• WORK TO COMPLETE:
Reproduce the listing below without changes, except that pictures are left out.

[Entries taken from a collection]
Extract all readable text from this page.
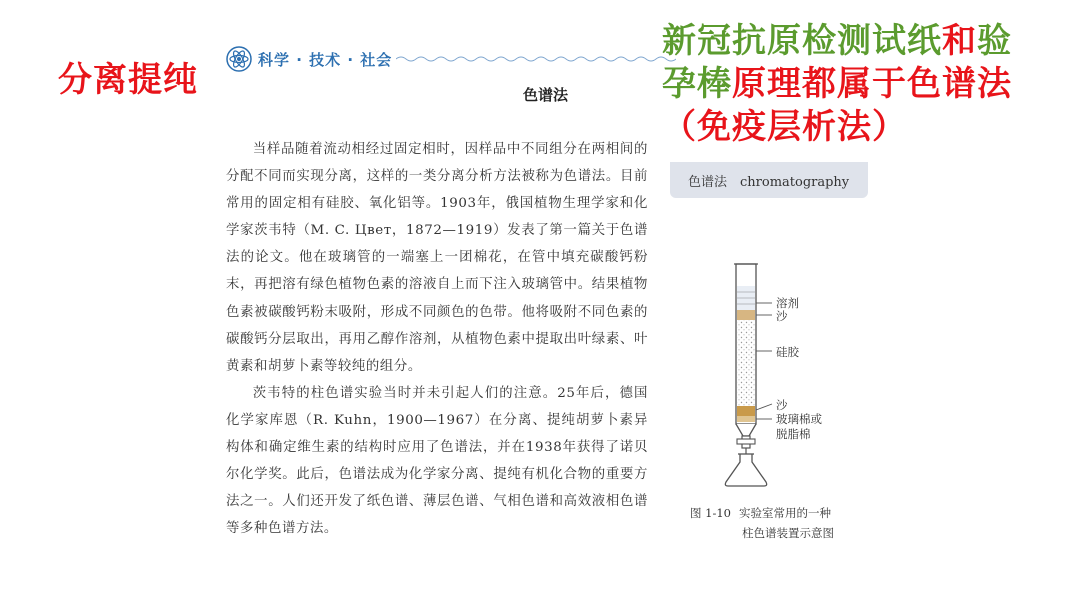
分离提纯
科学 · 技术 · 社会
色谱法

当样品随着流动相经过固定相时，因样品中不同组分在两相间的分配不同而实现分离，这样的一类分离分析方法被称为色谱法。目前常用的固定相有硅胶、氧化铝等。1903年，俄国植物生理学家和化学家茨韦特（M. C. Цвет，1872—1919）发表了第一篇关于色谱法的论文。他在玻璃管的一端塞上一团棉花，在管中填充碳酸钙粉末，再把溶有绿色植物色素的溶液自上而下注入玻璃管中。结果植物色素被碳酸钙粉末吸附，形成不同颜色的色带。他将吸附不同色素的碳酸钙分层取出，再用乙醇作溶剂，从植物色素中提取出叶绿素、叶黄素和胡萝卜素等较纯的组分。

茨韦特的柱色谱实验当时并未引起人们的注意。25年后，德国化学家库恩（R. Kuhn，1900—1967）在分离、提纯胡萝卜素异构体和确定维生素的结构时应用了色谱法，并在1938年获得了诺贝尔化学奖。此后，色谱法成为化学家分离、提纯有机化合物的重要方法之一。人们还开发了纸色谱、薄层色谱、气相色谱和高效液相色谱等多种色谱方法。

新冠抗原检测试纸和验孕棒原理都属于色谱法（免疫层析法）
色谱法　chromatography
溶剂
沙
硅胶
沙
玻璃棉或
脱脂棉
图 1-10 实验室常用的一种
柱色谱装置示意图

• TASK RESPONSE:
Extract all readable text from this page.
分离提纯
科学 · 技术 · 社会
色谱法

当样品随着流动相经过固定相时，因样品中不同组分在两相间的分配不同而实现分离，这样的一类分离分析方法被称为色谱法。目前常用的固定相有硅胶、氧化铝等。1903年，俄国植物生理学家和化学家茨韦特（M. C. Цвет，1872—1919）发表了第一篇关于色谱法的论文。他在玻璃管的一端塞上一团棉花，在管中填充碳酸钙粉末，再把溶有绿色植物色素的溶液自上而下注入玻璃管中。结果植物色素被碳酸钙粉末吸附，形成不同颜色的色带。他将吸附不同色素的碳酸钙分层取出，再用乙醇作溶剂，从植物色素中提取出叶绿素、叶黄素和胡萝卜素等较纯的组分。

茨韦特的柱色谱实验当时并未引起人们的注意。25年后，德国化学家库恩（R. Kuhn，1900—1967）在分离、提纯胡萝卜素异构体和确定维生素的结构时应用了色谱法，并在1938年获得了诺贝尔化学奖。此后，色谱法成为化学家分离、提纯有机化合物的重要方法之一。人们还开发了纸色谱、薄层色谱、气相色谱和高效液相色谱等多种色谱方法。

新冠抗原检测试纸和验孕棒原理都属于色谱法（免疫层析法）
色谱法　chromatography
溶剂
沙
硅胶
沙
玻璃棉或
脱脂棉
图 1-10 实验室常用的一种
柱色谱装置示意图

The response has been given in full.